▶ [Directive 1]:
Does each statement agree with the savanna EDP thread? Answer yes or no for each, and quote the deciding words of the thread. (a) Alexander Ignatov suggests using the prefix edp. in job_configs instead of savanna. (b) Trevor McKay thinks main_class and java_opts should not be moved into edp.java configs. (c) Trevor McKay had concerns about the scope of savanna. as a prefix.
▶ [Directive 2]:
Update the records starting at the line that contains "text block: food section (partly hidden): na" and stopping after the line that contains "heading: Controle de passivos ambientais <box>404". Replace "text block" with "paragraph" and leave everything else unchanged.

* begin Passage provided *

Re: [openstack-dev] [savanna] How to handle diverging EDP job configuration settings

2014-01-29 Thread Trevor McKay
So, assuming we go forward with this, the followup question is whether
or not to move main_class and java_opts for Java actions into
edp.java.main_class and edp.java.java_opts configs.

I think yes.

Best,

Trevor

On Wed, 2014-01-29 at 09:15 -0500, Trevor McKay wrote:
 On Wed, 2014-01-29 at 14:35 +0400, Alexander Ignatov wrote:
  Thank you for bringing this up, Trevor.
  
  EDP gets more diverse and it's time to change its model.
  I totally agree with your proposal, but one minor comment.
  Instead of savanna. prefix in job_configs wouldn't it be better to make it
  as edp.? I think savanna. is too more wide word for this.
 
 +1, brilliant. EDP is perfect.  I was worried about the scope of
 savanna. too.
 
  And one more bureaucratic thing... I see you already started implementing 
  it [1], 
  and it is named and goes as new EDP workflow [2]. I think new bluprint 
  should be 
  created for this feature to track all code changes as well as docs updates.

* end Passage provided *
* begin Input records *

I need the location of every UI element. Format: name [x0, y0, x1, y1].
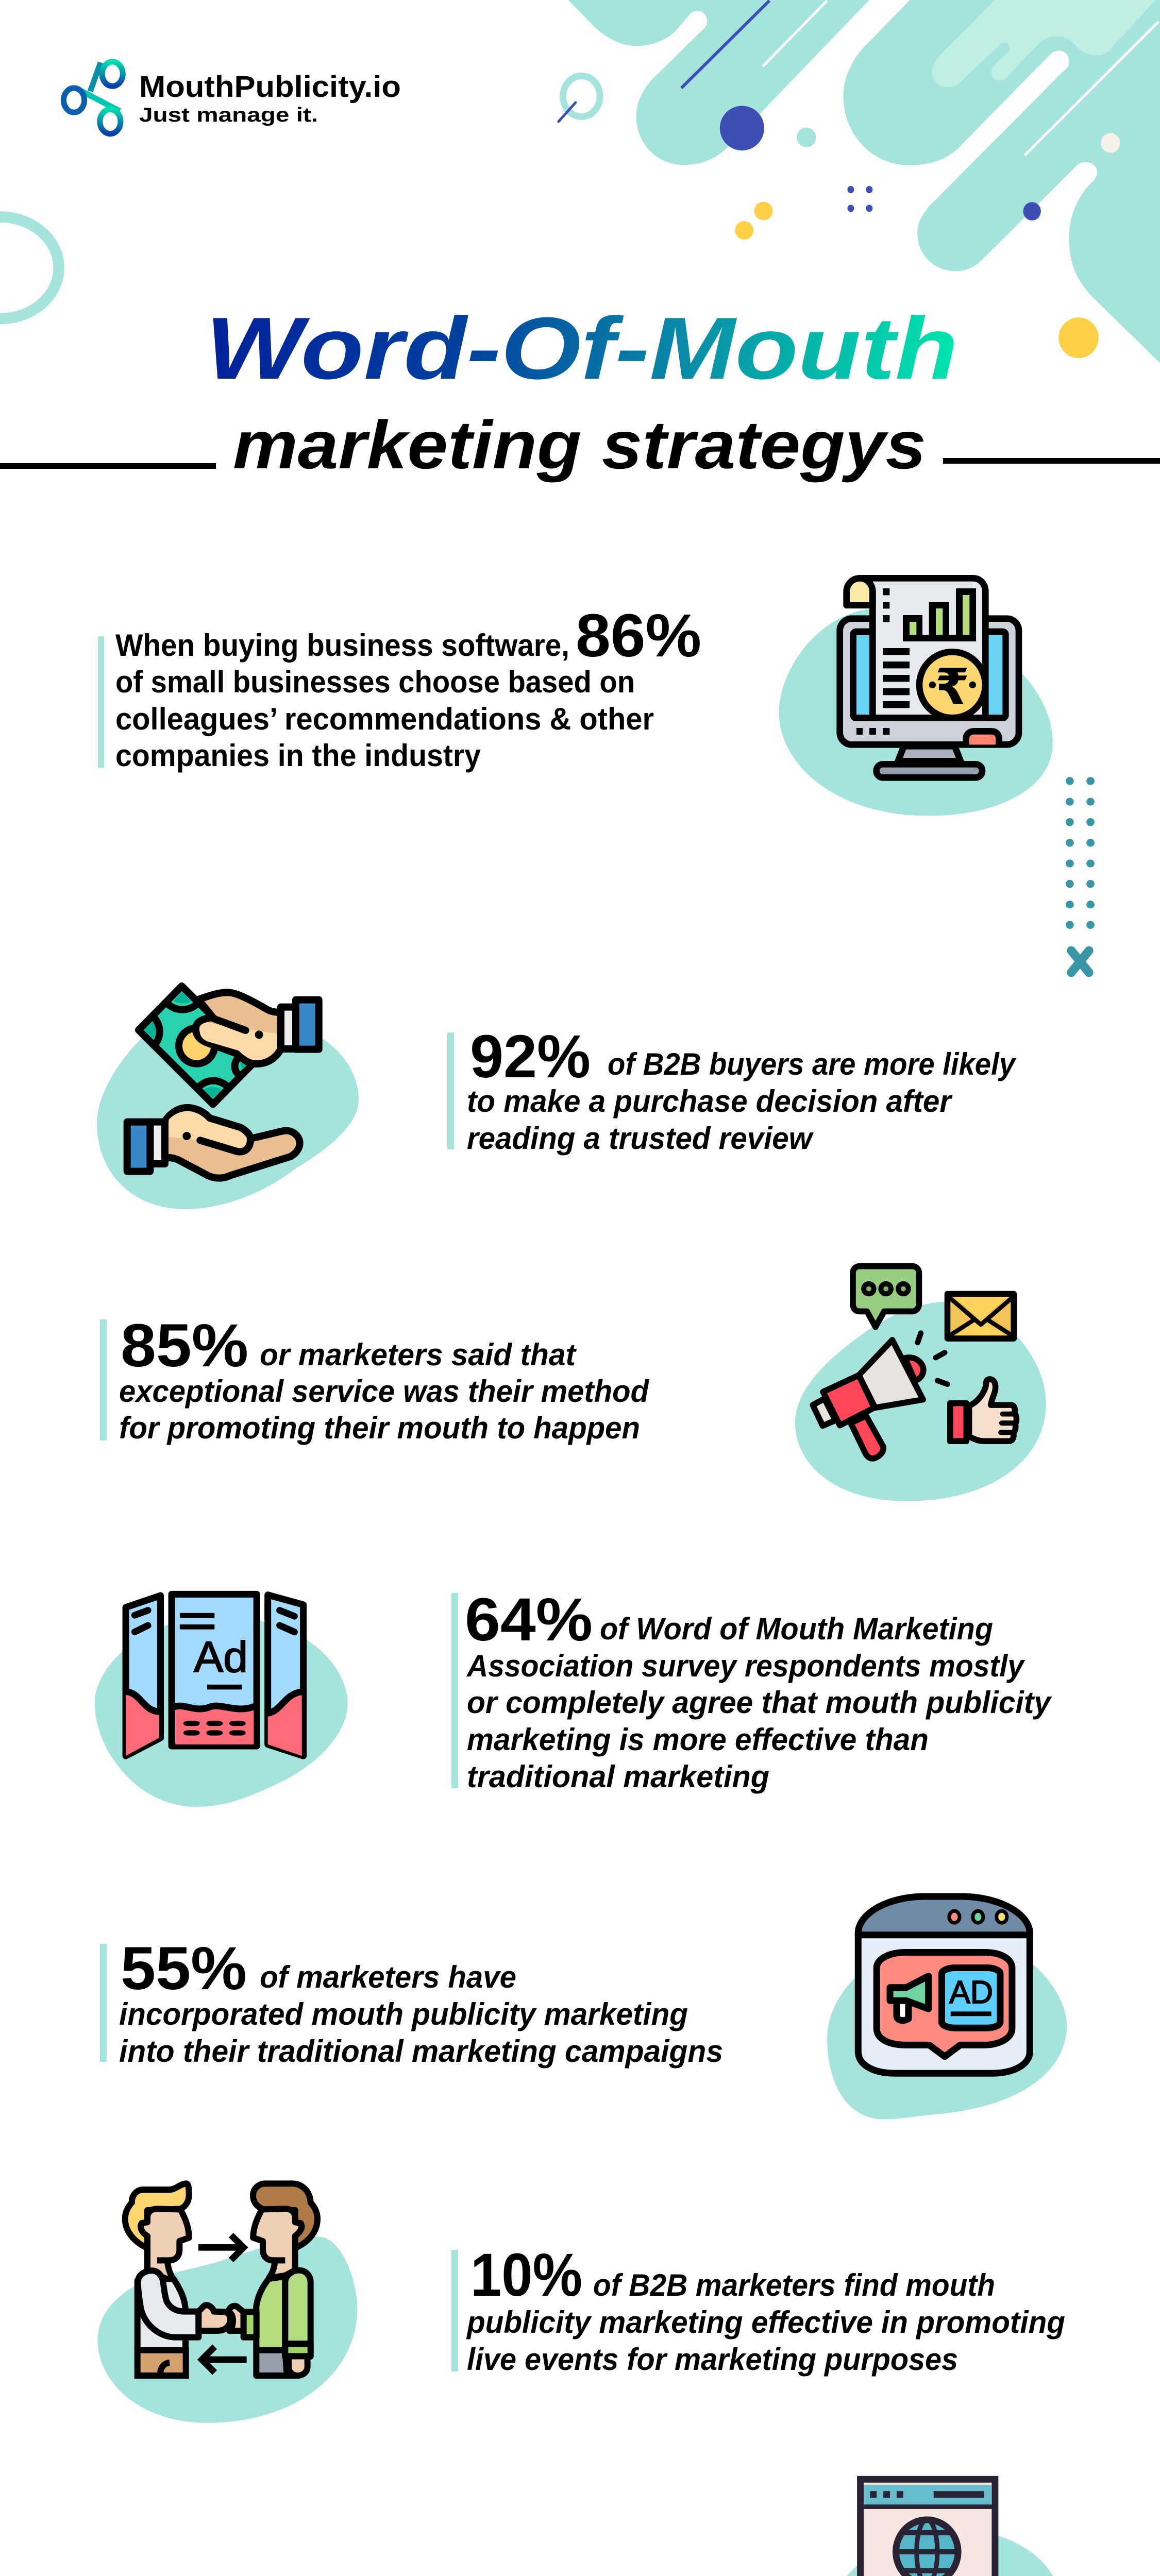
- accent bar: [451, 1593, 458, 1788]
- stat text: When buying business software,: [115, 628, 569, 663]
- title line one: Word-Of-Mouth: [206, 299, 958, 398]
- stat text: publicity marketing effective in promoting: [466, 2305, 1065, 2340]
- stat text: Association survey respondents mostly: [466, 1649, 1025, 1683]
- stat text: exceptional service was their method: [119, 1374, 649, 1409]
- blob and icon: megaphone, chat, mail, thumb: [795, 1266, 1046, 1501]
- blob: [808, 2526, 1063, 2576]
- blob: [97, 2236, 357, 2423]
- stat text: [119, 1935, 723, 2069]
- icon: advert brochure: [126, 1594, 304, 1756]
- stat text: [467, 1023, 1016, 1156]
- stat text: [466, 2241, 1065, 2377]
- panel: 64% WOMMA survey: [95, 1586, 1052, 1807]
- stat text: marketing is more effective than: [467, 1722, 929, 1757]
- stat text: incorporated mouth publicity marketing: [119, 1997, 688, 2031]
- decoration: teal dot column with x: [1066, 777, 1095, 973]
- stat text: of B2B buyers are more likely: [608, 1047, 1016, 1081]
- panel: 10% live events: [97, 2183, 1065, 2423]
- icon: monitor with report: [840, 578, 1019, 777]
- stat text: [115, 602, 701, 773]
- accent bar: [100, 1944, 107, 2062]
- stat text: for promoting their mouth to happen: [119, 1411, 640, 1445]
- logo tagline: Just manage it.: [139, 104, 318, 126]
- stat text: traditional marketing: [467, 1759, 769, 1794]
- title: [0, 299, 1160, 483]
- top background decoration: [0, 0, 1160, 363]
- panel: 85% exceptional service: [100, 1266, 1046, 1501]
- stat text: companies in the industry: [115, 738, 481, 773]
- stat text: or completely agree that mouth publicity: [467, 1685, 1052, 1720]
- brochure ad label: Ad: [194, 1633, 248, 1681]
- stat text: into their traditional marketing campaigns: [119, 2034, 723, 2069]
- stat text: reading a trusted review: [467, 1121, 814, 1156]
- rupee symbol: ₹: [935, 658, 969, 716]
- blob: [95, 1616, 348, 1807]
- icon: browser with advert: [858, 1896, 1030, 2073]
- icon: two people shaking hands: [125, 2183, 317, 2376]
- stat text: colleagues’ recommendations & other: [115, 702, 654, 736]
- stat text: [465, 1586, 1052, 1794]
- stat text: live events for marketing purposes: [467, 2342, 958, 2377]
- stat text: 55%: [121, 1935, 247, 2003]
- accent bar: [100, 1319, 107, 1440]
- accent bar: [447, 1032, 454, 1149]
- panel: 55% traditional campaigns: [100, 1896, 1067, 2120]
- accent bar: [451, 2250, 458, 2371]
- title line two: marketing strategys: [233, 407, 926, 483]
- panel: 92% B2B buyers: [97, 986, 1016, 1209]
- logo: [63, 62, 401, 134]
- stat text: or marketers said that: [260, 1337, 577, 1372]
- blob: [97, 1017, 359, 1209]
- stat text: 92%: [470, 1023, 591, 1091]
- accent bar: [98, 636, 104, 768]
- stat text: 85%: [121, 1312, 248, 1380]
- stat text: of marketers have: [260, 1960, 516, 1994]
- stat text: [119, 1312, 649, 1445]
- blob: [827, 1934, 1067, 2120]
- blob: [779, 609, 1053, 816]
- browser ad label: AD: [949, 1975, 993, 2010]
- stat text: to make a purchase decision after: [467, 1084, 953, 1118]
- logo name: MouthPublicity.io: [139, 70, 401, 104]
- icon: hands exchanging money: [127, 986, 319, 1178]
- icon: logo mark: [63, 62, 123, 134]
- stat text: 64%: [465, 1586, 593, 1654]
- panel: 86% small businesses: [98, 578, 1053, 816]
- panel: top traffic sources: [98, 2479, 1063, 2576]
- stat text: of Word of Mouth Marketing: [600, 1612, 993, 1646]
- icon: browser globe and users: [827, 2479, 1028, 2576]
- stat text: 10%: [470, 2241, 582, 2309]
- stat text: of small businesses choose based on: [115, 665, 635, 699]
- stat text: 86%: [576, 602, 701, 670]
- stat text: of B2B marketers find mouth: [593, 2268, 995, 2302]
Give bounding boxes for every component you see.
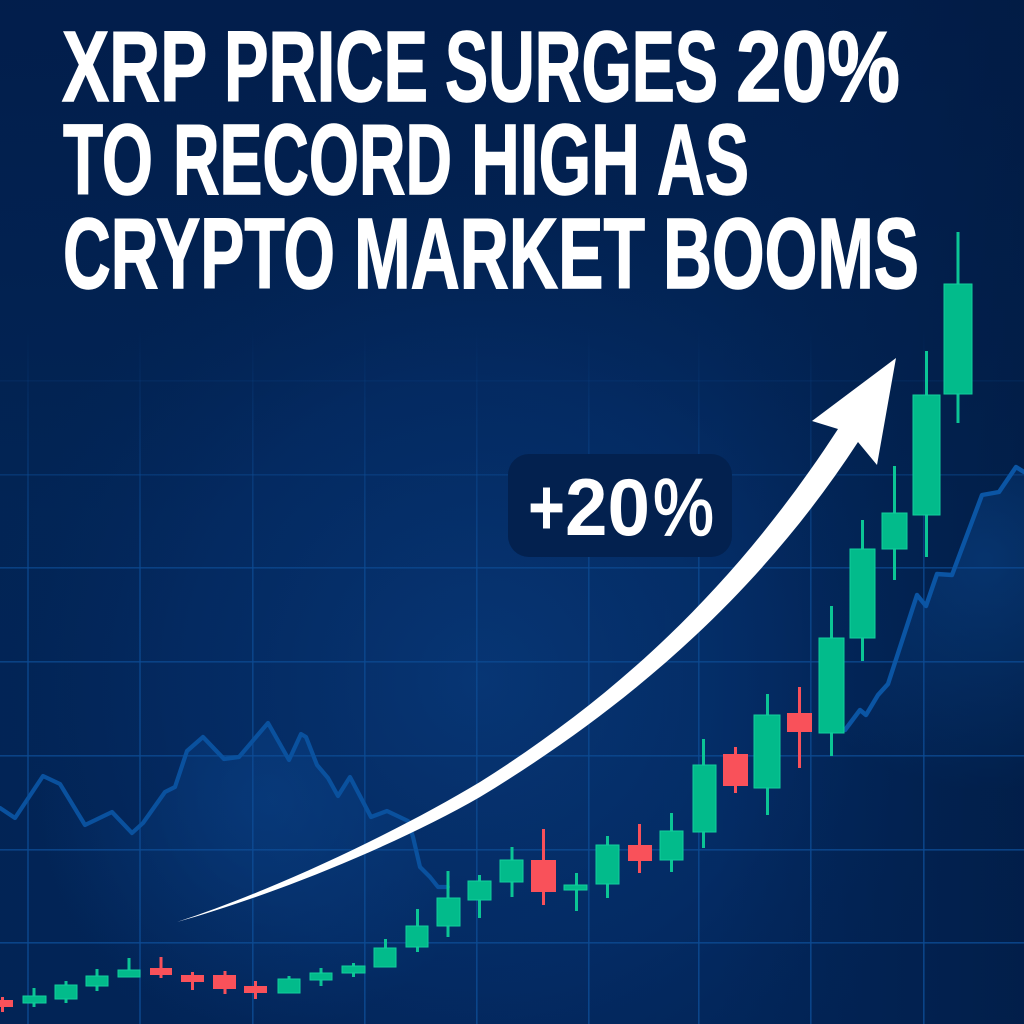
candle 30 green — [913, 351, 940, 557]
title: SURGES — [445, 11, 718, 123]
candle 29 green — [882, 466, 907, 580]
candle 6 red — [150, 957, 172, 978]
candle 26 red — [787, 687, 812, 768]
candle 17 green — [500, 847, 523, 897]
candle 2 green — [23, 988, 46, 1007]
candle 5 green — [118, 958, 140, 977]
title: RECORD — [173, 104, 452, 216]
title — [62, 11, 919, 310]
candle 1 red — [0, 997, 13, 1012]
title: 20% — [736, 11, 900, 123]
candle 13 green — [374, 939, 396, 967]
candle 23 green — [693, 739, 716, 848]
title: PRICE — [224, 11, 428, 123]
callout: +20% badge — [508, 454, 732, 557]
candle 19 green doji — [564, 873, 587, 911]
candle 11 green — [310, 968, 332, 986]
callout: +20% badge: % — [653, 463, 714, 553]
candle 14 green — [406, 909, 428, 952]
title: TO — [63, 104, 153, 216]
callout: +20% badge: + — [528, 463, 565, 553]
title: AS — [657, 104, 749, 216]
title: CRYPTO — [63, 198, 335, 310]
title: XRP — [62, 11, 206, 123]
candlestick chart — [0, 232, 972, 1012]
title: MARKET — [354, 198, 645, 310]
candle 16 green — [468, 875, 491, 918]
candle 22 green — [660, 813, 683, 872]
candle 4 green — [86, 969, 108, 991]
candle 8 red — [213, 971, 236, 994]
candle 27 green — [819, 606, 844, 756]
candle 12 green — [342, 963, 365, 977]
candle 15 green — [437, 871, 460, 937]
candle 28 green — [850, 520, 875, 661]
callout: +20% badge: 20 — [565, 463, 650, 553]
candle 10 green — [278, 976, 300, 993]
candle 25 green — [754, 694, 780, 815]
candle 24 red — [723, 747, 748, 793]
candle 31 green — [944, 232, 972, 423]
candle 18 red — [531, 829, 556, 905]
candle 21 red — [628, 824, 652, 873]
candle 7 red — [181, 972, 204, 990]
title: HIGH — [471, 104, 640, 216]
candle 3 green — [55, 981, 77, 1003]
area chart: background blue price line — [0, 467, 1024, 1024]
candle 9 red — [244, 981, 267, 999]
arrow: white upward curved arrow — [177, 358, 896, 922]
candle 20 green — [596, 836, 619, 898]
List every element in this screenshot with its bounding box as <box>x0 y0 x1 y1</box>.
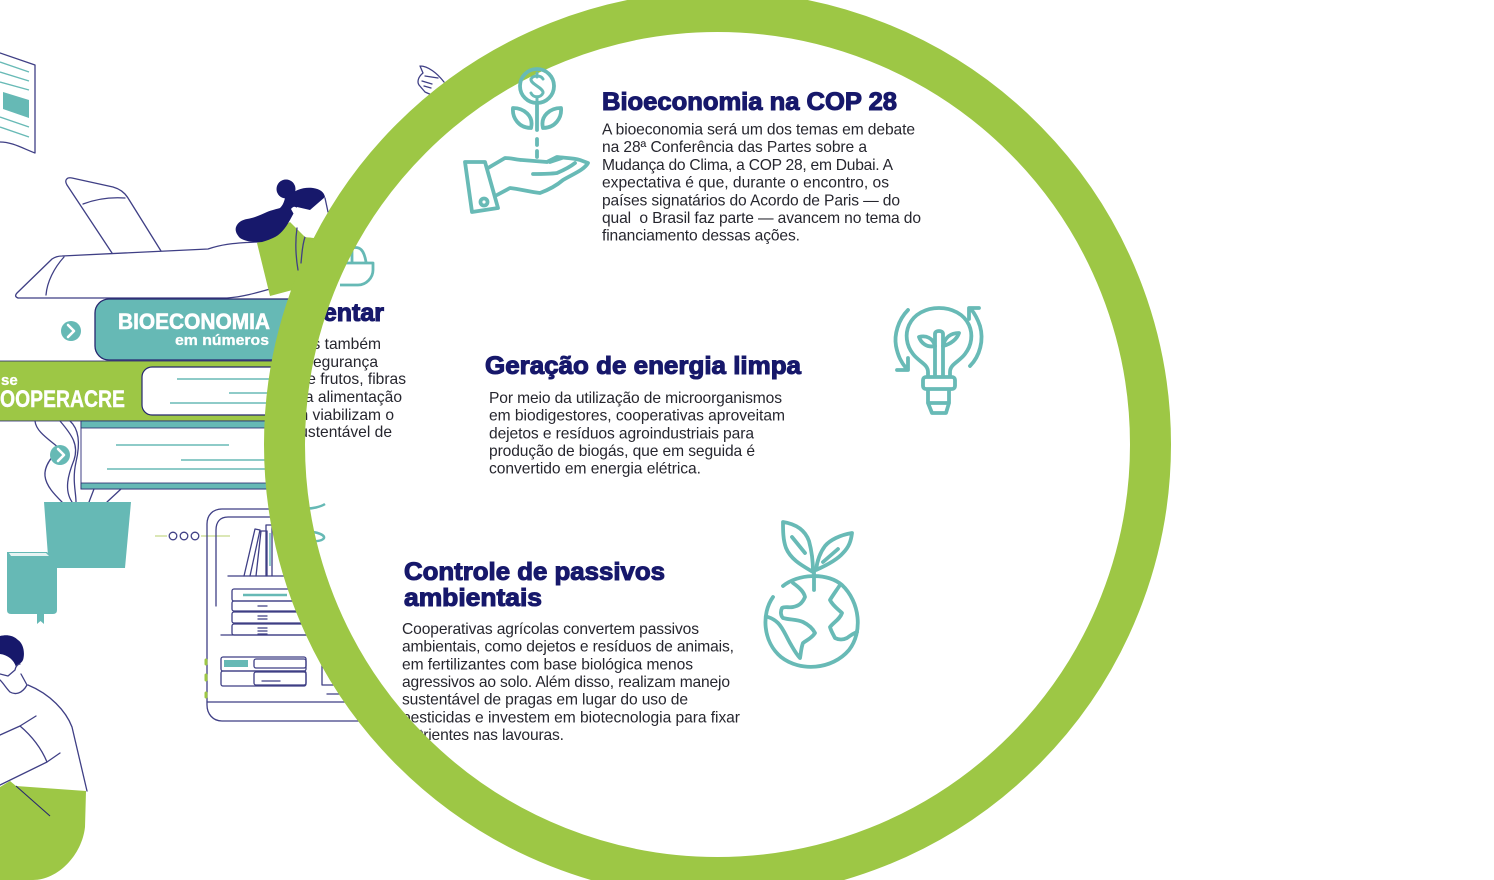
text block: food section (partly hidden): na alimentação <box>296 389 402 406</box>
text block: passivos ambientais: pesticidas e investem em biotecnologia para fixar <box>402 709 740 726</box>
text block: food section (partly hidden): tivas também <box>288 336 381 353</box>
label: se: se <box>1 372 18 389</box>
text block: food section (partly hidden) <box>287 336 406 441</box>
heading: Geração de energia limpa: Geração de energia limpa <box>485 352 802 380</box>
text block: energia limpa: produção de biogás, que em seguida é <box>489 443 755 460</box>
heading: Bioeconomia na COP 28: Bioeconomia na COP 28 <box>602 88 897 116</box>
text block: COP 28: Mudança do Clima, a COP 28, em Dubai. A <box>602 157 894 174</box>
left illustration: open book <box>0 53 35 153</box>
text block: COP 28: expectativa é que, durante o encontro, os <box>602 175 889 192</box>
icon: chevron button 2 <box>50 445 70 465</box>
icon: chevron button 1 <box>61 321 81 341</box>
small hand sketch at top <box>418 66 444 96</box>
text block: passivos ambientais: Cooperativas agrícolas convertem passivos <box>402 621 699 638</box>
icon: hand with money plant <box>465 69 588 212</box>
text block: COP 28: financiamento dessas ações. <box>602 228 800 245</box>
illustration: seated person <box>0 635 87 880</box>
heading: Controle de passivos ambientais: ambientais <box>404 584 542 612</box>
label: BIOECONOMIA: BIOECONOMIA <box>118 309 270 334</box>
heading: Controle de passivos ambientais <box>404 558 665 612</box>
text block: COP 28 <box>602 122 921 245</box>
text block: passivos ambientais <box>402 621 740 744</box>
text block: food section (partly hidden): de frutos, fibras <box>299 371 406 388</box>
text block: COP 28: A bioeconomia será um dos temas em debate <box>602 122 915 138</box>
text block: food section (partly hidden): sustentável de <box>291 424 392 441</box>
section heading: Alimentar (partly hidden): limentar <box>287 299 384 327</box>
icon: globe with sprout <box>765 522 858 667</box>
heading: Controle de passivos ambientais: Controle de passivos <box>404 558 665 586</box>
book: Bioeconomia em números <box>95 299 310 360</box>
illustration: teal book <box>7 552 57 624</box>
label: em números: em números <box>175 332 269 349</box>
text block: food section (partly hidden): a segurança <box>292 354 378 371</box>
text block: energia limpa: em biodigestores, cooperativas aproveitam <box>489 408 785 425</box>
text block: passivos ambientais: em fertilizantes com base biológica menos <box>402 656 693 673</box>
text block: passivos ambientais: sustentável de pragas em lugar do uso de <box>402 692 688 709</box>
text block: energia limpa: dejetos e resíduos agroindustriais para <box>489 425 754 442</box>
illustration: tablet with bookshelf <box>206 509 360 721</box>
text block: COP 28: qual o Brasil faz parte — avancem no tema do <box>602 210 921 227</box>
decorative label: three dots line <box>155 532 230 540</box>
text block: COP 28: países signatários do Acordo de Paris — do <box>602 192 900 209</box>
text block: passivos ambientais: agressivos ao solo. Além disso, realizam manejo <box>402 674 730 691</box>
text block: passivos ambientais: nutrientes nas lavouras. <box>402 727 564 744</box>
text block: energia limpa: convertido em energia elétrica. <box>489 461 701 478</box>
text block: COP 28: na 28ª Conferência das Partes sobre a <box>602 139 867 156</box>
illustration: plant pot <box>35 421 131 568</box>
text block: passivos ambientais: ambientais, como dejetos e resíduos de animais, <box>402 639 734 656</box>
green ring <box>284 12 1150 878</box>
book: Cooperacre <box>0 361 292 421</box>
text block: energia limpa <box>489 390 785 478</box>
book: white pages <box>81 421 290 489</box>
illustration: woman lying on books <box>16 178 330 298</box>
icon: light bulb with sprout <box>896 308 982 413</box>
teal swirls partly hidden <box>300 504 325 541</box>
icon: food bowl partly hidden <box>330 248 373 285</box>
text block: food section (partly hidden): em viabilizam o <box>287 407 394 424</box>
text block: energia limpa: Por meio da utilização de microorganismos <box>489 390 782 407</box>
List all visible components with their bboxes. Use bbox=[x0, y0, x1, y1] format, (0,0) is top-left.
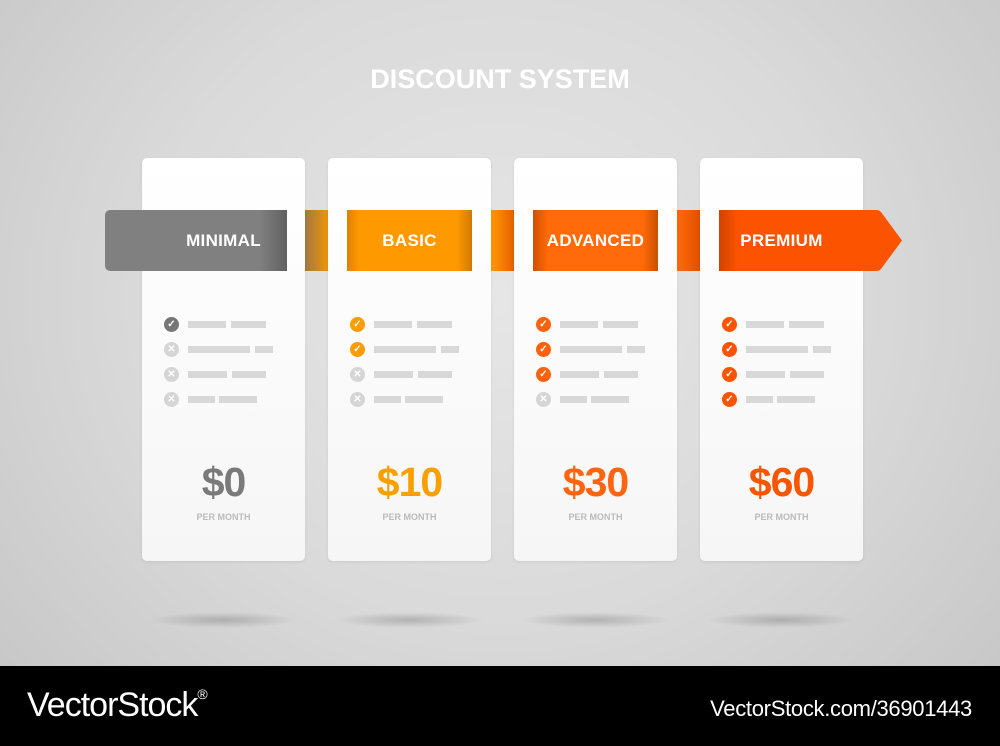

* end Input records *

▶ [Worked solution 1]:
(a) Yes: "Instead of savanna. prefix in job_configs wouldn't it be better to make it as edp.?"
(b) No: "I think yes."
(c) Yes: "I was worried about the scope of savanna. too."

▶ [Worked solution 2]:
paragraph: food section (partly hidden): na alimentação <box>296 389 402 406</box>
paragraph: passivos ambientais: pesticidas e investem em biotecnologia para fixar <box>402 709 740 726</box>
paragraph: food section (partly hidden): tivas também <box>288 336 381 353</box>
label: se: se <box>1 372 18 389</box>
paragraph: food section (partly hidden) <box>287 336 406 441</box>
heading: Geração de energia limpa: Geração de energia limpa <box>485 352 802 380</box>
paragraph: energia limpa: produção de biogás, que em seguida é <box>489 443 755 460</box>
heading: Bioeconomia na COP 28: Bioeconomia na COP 28 <box>602 88 897 116</box>
paragraph: COP 28: Mudança do Clima, a COP 28, em Dubai. A <box>602 157 894 174</box>
left illustration: open book <box>0 53 35 153</box>
paragraph: COP 28: expectativa é que, durante o encontro, os <box>602 175 889 192</box>
icon: chevron button 2 <box>50 445 70 465</box>
icon: chevron button 1 <box>61 321 81 341</box>
small hand sketch at top <box>418 66 444 96</box>
paragraph: passivos ambientais: Cooperativas agrícolas convertem passivos <box>402 621 699 638</box>
icon: hand with money plant <box>465 69 588 212</box>
paragraph: COP 28: financiamento dessas ações. <box>602 228 800 245</box>
illustration: seated person <box>0 635 87 880</box>
heading: Controle de passivos ambientais: ambientais <box>404 584 542 612</box>
label: BIOECONOMIA: BIOECONOMIA <box>118 309 270 334</box>
heading: Controle de passivos ambientais <box>404 558 665 612</box>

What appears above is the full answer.